> TASK DIRECTIONS:
Locate every line below that contains the word "name" and copy it.

> DATA PROVIDED:
────────────────

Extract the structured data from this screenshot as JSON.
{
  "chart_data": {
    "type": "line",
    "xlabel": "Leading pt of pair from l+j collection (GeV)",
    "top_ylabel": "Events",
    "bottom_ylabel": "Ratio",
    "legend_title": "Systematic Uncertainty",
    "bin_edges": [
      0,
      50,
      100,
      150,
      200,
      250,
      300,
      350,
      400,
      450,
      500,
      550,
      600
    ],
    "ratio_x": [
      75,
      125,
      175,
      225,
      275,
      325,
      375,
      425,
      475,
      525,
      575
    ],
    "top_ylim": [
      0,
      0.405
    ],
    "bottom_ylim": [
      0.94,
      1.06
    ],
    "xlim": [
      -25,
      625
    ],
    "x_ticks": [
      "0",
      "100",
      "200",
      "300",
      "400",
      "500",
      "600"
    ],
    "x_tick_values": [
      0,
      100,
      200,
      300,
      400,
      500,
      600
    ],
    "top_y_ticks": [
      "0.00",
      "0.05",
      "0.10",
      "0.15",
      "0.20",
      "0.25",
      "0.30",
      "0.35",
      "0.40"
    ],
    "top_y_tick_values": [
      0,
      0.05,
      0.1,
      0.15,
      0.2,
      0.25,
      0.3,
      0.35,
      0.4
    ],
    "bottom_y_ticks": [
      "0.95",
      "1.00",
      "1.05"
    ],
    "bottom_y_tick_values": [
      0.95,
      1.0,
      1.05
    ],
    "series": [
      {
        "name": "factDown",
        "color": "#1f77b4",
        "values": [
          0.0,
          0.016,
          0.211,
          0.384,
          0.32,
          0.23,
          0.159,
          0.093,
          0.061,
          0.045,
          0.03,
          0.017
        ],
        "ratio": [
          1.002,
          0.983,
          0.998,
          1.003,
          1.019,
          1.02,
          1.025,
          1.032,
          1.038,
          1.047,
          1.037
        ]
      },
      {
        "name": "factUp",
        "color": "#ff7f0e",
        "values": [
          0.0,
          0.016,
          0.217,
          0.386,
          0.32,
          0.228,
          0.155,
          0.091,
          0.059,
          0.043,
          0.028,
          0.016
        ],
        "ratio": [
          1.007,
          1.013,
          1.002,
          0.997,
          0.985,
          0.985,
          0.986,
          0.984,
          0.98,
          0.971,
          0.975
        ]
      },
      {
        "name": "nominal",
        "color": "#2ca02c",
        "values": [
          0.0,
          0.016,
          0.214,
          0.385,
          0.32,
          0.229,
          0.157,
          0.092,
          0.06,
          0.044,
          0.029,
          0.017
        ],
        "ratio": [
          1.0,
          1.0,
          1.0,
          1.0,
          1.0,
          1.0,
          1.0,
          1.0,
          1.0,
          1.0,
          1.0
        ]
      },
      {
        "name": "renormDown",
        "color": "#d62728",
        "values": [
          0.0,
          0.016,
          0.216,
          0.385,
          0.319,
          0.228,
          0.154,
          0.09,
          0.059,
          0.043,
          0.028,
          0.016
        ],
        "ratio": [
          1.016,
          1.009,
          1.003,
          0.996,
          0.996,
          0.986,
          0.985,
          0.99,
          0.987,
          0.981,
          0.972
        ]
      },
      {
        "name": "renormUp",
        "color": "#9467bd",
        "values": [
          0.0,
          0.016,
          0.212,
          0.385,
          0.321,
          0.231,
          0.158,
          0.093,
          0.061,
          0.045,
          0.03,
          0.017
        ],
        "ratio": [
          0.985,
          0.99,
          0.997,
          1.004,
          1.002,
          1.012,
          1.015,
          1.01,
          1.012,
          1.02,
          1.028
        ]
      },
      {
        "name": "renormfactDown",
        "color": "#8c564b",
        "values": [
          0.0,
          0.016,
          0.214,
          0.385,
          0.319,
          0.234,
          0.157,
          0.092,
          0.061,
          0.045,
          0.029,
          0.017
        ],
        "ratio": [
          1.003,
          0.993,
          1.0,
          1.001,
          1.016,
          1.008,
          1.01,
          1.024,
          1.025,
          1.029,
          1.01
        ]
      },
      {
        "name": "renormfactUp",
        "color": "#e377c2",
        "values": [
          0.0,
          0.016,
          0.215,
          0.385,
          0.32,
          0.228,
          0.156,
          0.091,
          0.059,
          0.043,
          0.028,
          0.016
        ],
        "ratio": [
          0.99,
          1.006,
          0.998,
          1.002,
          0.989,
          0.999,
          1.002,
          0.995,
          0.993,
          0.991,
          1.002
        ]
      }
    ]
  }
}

────────────────

> TASK ANSWER:
        "name": "factDown",
        "name": "factUp",
        "name": "nominal",
        "name": "renormDown",
        "name": "renormUp",
        "name": "renormfactDown",
        "name": "renormfactUp",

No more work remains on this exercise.